(Figure content listings)
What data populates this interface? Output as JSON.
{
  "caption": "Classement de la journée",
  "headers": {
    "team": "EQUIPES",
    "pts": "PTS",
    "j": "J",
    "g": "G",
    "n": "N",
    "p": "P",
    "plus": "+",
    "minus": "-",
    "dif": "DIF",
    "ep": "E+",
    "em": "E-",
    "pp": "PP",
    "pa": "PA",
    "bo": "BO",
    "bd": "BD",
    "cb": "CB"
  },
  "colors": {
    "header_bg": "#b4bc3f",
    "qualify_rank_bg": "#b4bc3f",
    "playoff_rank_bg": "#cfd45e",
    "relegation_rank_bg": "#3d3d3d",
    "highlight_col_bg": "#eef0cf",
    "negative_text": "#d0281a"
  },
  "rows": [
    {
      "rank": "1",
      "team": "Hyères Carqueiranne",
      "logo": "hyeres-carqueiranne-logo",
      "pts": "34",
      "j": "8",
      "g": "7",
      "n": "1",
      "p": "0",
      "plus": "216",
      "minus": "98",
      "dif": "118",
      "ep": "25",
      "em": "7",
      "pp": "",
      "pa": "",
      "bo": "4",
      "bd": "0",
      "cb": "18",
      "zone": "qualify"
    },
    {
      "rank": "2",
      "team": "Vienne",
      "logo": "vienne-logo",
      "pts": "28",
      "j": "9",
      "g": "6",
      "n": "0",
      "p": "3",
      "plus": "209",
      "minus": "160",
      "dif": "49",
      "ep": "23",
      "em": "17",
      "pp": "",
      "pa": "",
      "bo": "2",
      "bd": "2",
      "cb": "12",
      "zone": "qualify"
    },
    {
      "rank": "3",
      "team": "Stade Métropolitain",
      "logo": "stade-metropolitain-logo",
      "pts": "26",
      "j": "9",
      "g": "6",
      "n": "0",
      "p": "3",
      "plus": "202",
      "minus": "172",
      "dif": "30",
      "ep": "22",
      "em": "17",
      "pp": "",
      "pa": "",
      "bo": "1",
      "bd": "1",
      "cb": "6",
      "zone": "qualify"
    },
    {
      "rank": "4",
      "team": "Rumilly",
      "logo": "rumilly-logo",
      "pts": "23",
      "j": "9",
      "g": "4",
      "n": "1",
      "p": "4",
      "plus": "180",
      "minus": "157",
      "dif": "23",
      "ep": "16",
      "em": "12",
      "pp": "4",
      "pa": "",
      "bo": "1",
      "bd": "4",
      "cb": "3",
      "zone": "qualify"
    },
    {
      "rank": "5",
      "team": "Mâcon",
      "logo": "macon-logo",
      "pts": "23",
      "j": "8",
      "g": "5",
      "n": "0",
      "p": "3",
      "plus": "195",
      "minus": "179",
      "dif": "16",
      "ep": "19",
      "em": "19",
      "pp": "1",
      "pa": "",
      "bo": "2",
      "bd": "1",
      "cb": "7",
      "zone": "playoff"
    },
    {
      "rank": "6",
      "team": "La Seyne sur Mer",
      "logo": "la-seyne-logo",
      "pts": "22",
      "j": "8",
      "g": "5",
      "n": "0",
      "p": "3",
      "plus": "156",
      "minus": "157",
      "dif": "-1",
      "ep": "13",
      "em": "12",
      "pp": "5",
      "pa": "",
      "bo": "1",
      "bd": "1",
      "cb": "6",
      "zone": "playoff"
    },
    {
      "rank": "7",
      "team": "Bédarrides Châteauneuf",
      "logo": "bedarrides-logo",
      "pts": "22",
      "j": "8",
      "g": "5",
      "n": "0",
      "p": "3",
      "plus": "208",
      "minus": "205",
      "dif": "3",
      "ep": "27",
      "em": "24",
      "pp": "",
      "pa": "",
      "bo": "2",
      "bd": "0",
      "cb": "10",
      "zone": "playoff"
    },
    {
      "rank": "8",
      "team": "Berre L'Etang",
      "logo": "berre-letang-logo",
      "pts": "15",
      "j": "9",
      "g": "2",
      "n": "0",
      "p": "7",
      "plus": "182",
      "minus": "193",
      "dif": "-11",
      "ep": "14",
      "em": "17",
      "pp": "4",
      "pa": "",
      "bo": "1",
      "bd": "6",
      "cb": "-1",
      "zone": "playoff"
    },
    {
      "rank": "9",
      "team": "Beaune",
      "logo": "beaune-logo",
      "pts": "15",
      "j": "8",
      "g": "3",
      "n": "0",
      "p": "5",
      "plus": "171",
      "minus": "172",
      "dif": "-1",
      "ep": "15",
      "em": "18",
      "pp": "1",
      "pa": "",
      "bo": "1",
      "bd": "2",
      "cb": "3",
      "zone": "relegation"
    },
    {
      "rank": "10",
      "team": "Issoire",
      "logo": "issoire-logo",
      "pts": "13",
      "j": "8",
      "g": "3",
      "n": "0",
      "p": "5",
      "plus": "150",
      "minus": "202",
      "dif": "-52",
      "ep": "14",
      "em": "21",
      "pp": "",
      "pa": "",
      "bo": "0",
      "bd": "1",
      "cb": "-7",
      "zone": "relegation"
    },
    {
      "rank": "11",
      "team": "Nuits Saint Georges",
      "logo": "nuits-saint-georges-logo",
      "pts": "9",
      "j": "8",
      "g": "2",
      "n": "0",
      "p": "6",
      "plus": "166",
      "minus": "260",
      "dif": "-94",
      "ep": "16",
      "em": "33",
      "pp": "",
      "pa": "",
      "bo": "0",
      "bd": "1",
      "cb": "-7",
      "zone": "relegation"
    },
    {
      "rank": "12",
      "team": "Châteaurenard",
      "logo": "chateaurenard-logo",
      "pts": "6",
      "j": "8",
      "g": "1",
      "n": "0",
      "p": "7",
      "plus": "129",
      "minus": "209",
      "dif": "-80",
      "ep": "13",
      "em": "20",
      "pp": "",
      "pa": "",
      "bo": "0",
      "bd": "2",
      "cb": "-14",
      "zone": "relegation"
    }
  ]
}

§ **Instructions for the task**:
Transcribe every line of the data, exactly as it stands.

§ **Answer to this exercise**:
What data populates this interface? Output as JSON.
{
  "caption": "Classement de la journée",
  "headers": {
    "team": "EQUIPES",
    "pts": "PTS",
    "j": "J",
    "g": "G",
    "n": "N",
    "p": "P",
    "plus": "+",
    "minus": "-",
    "dif": "DIF",
    "ep": "E+",
    "em": "E-",
    "pp": "PP",
    "pa": "PA",
    "bo": "BO",
    "bd": "BD",
    "cb": "CB"
  },
  "colors": {
    "header_bg": "#b4bc3f",
    "qualify_rank_bg": "#b4bc3f",
    "playoff_rank_bg": "#cfd45e",
    "relegation_rank_bg": "#3d3d3d",
    "highlight_col_bg": "#eef0cf",
    "negative_text": "#d0281a"
  },
  "rows": [
    {
      "rank": "1",
      "team": "Hyères Carqueiranne",
      "logo": "hyeres-carqueiranne-logo",
      "pts": "34",
      "j": "8",
      "g": "7",
      "n": "1",
      "p": "0",
      "plus": "216",
      "minus": "98",
      "dif": "118",
      "ep": "25",
      "em": "7",
      "pp": "",
      "pa": "",
      "bo": "4",
      "bd": "0",
      "cb": "18",
      "zone": "qualify"
    },
    {
      "rank": "2",
      "team": "Vienne",
      "logo": "vienne-logo",
      "pts": "28",
      "j": "9",
      "g": "6",
      "n": "0",
      "p": "3",
      "plus": "209",
      "minus": "160",
      "dif": "49",
      "ep": "23",
      "em": "17",
      "pp": "",
      "pa": "",
      "bo": "2",
      "bd": "2",
      "cb": "12",
      "zone": "qualify"
    },
    {
      "rank": "3",
      "team": "Stade Métropolitain",
      "logo": "stade-metropolitain-logo",
      "pts": "26",
      "j": "9",
      "g": "6",
      "n": "0",
      "p": "3",
      "plus": "202",
      "minus": "172",
      "dif": "30",
      "ep": "22",
      "em": "17",
      "pp": "",
      "pa": "",
      "bo": "1",
      "bd": "1",
      "cb": "6",
      "zone": "qualify"
    },
    {
      "rank": "4",
      "team": "Rumilly",
      "logo": "rumilly-logo",
      "pts": "23",
      "j": "9",
      "g": "4",
      "n": "1",
      "p": "4",
      "plus": "180",
      "minus": "157",
      "dif": "23",
      "ep": "16",
      "em": "12",
      "pp": "4",
      "pa": "",
      "bo": "1",
      "bd": "4",
      "cb": "3",
      "zone": "qualify"
    },
    {
      "rank": "5",
      "team": "Mâcon",
      "logo": "macon-logo",
      "pts": "23",
      "j": "8",
      "g": "5",
      "n": "0",
      "p": "3",
      "plus": "195",
      "minus": "179",
      "dif": "16",
      "ep": "19",
      "em": "19",
      "pp": "1",
      "pa": "",
      "bo": "2",
      "bd": "1",
      "cb": "7",
      "zone": "playoff"
    },
    {
      "rank": "6",
      "team": "La Seyne sur Mer",
      "logo": "la-seyne-logo",
      "pts": "22",
      "j": "8",
      "g": "5",
      "n": "0",
      "p": "3",
      "plus": "156",
      "minus": "157",
      "dif": "-1",
      "ep": "13",
      "em": "12",
      "pp": "5",
      "pa": "",
      "bo": "1",
      "bd": "1",
      "cb": "6",
      "zone": "playoff"
    },
    {
      "rank": "7",
      "team": "Bédarrides Châteauneuf",
      "logo": "bedarrides-logo",
      "pts": "22",
      "j": "8",
      "g": "5",
      "n": "0",
      "p": "3",
      "plus": "208",
      "minus": "205",
      "dif": "3",
      "ep": "27",
      "em": "24",
      "pp": "",
      "pa": "",
      "bo": "2",
      "bd": "0",
      "cb": "10",
      "zone": "playoff"
    },
    {
      "rank": "8",
      "team": "Berre L'Etang",
      "logo": "berre-letang-logo",
      "pts": "15",
      "j": "9",
      "g": "2",
      "n": "0",
      "p": "7",
      "plus": "182",
      "minus": "193",
      "dif": "-11",
      "ep": "14",
      "em": "17",
      "pp": "4",
      "pa": "",
      "bo": "1",
      "bd": "6",
      "cb": "-1",
      "zone": "playoff"
    },
    {
      "rank": "9",
      "team": "Beaune",
      "logo": "beaune-logo",
      "pts": "15",
      "j": "8",
      "g": "3",
      "n": "0",
      "p": "5",
      "plus": "171",
      "minus": "172",
      "dif": "-1",
      "ep": "15",
      "em": "18",
      "pp": "1",
      "pa": "",
      "bo": "1",
      "bd": "2",
      "cb": "3",
      "zone": "relegation"
    },
    {
      "rank": "10",
      "team": "Issoire",
      "logo": "issoire-logo",
      "pts": "13",
      "j": "8",
      "g": "3",
      "n": "0",
      "p": "5",
      "plus": "150",
      "minus": "202",
      "dif": "-52",
      "ep": "14",
      "em": "21",
      "pp": "",
      "pa": "",
      "bo": "0",
      "bd": "1",
      "cb": "-7",
      "zone": "relegation"
    },
    {
      "rank": "11",
      "team": "Nuits Saint Georges",
      "logo": "nuits-saint-georges-logo",
      "pts": "9",
      "j": "8",
      "g": "2",
      "n": "0",
      "p": "6",
      "plus": "166",
      "minus": "260",
      "dif": "-94",
      "ep": "16",
      "em": "33",
      "pp": "",
      "pa": "",
      "bo": "0",
      "bd": "1",
      "cb": "-7",
      "zone": "relegation"
    },
    {
      "rank": "12",
      "team": "Châteaurenard",
      "logo": "chateaurenard-logo",
      "pts": "6",
      "j": "8",
      "g": "1",
      "n": "0",
      "p": "7",
      "plus": "129",
      "minus": "209",
      "dif": "-80",
      "ep": "13",
      "em": "20",
      "pp": "",
      "pa": "",
      "bo": "0",
      "bd": "2",
      "cb": "-14",
      "zone": "relegation"
    }
  ]
}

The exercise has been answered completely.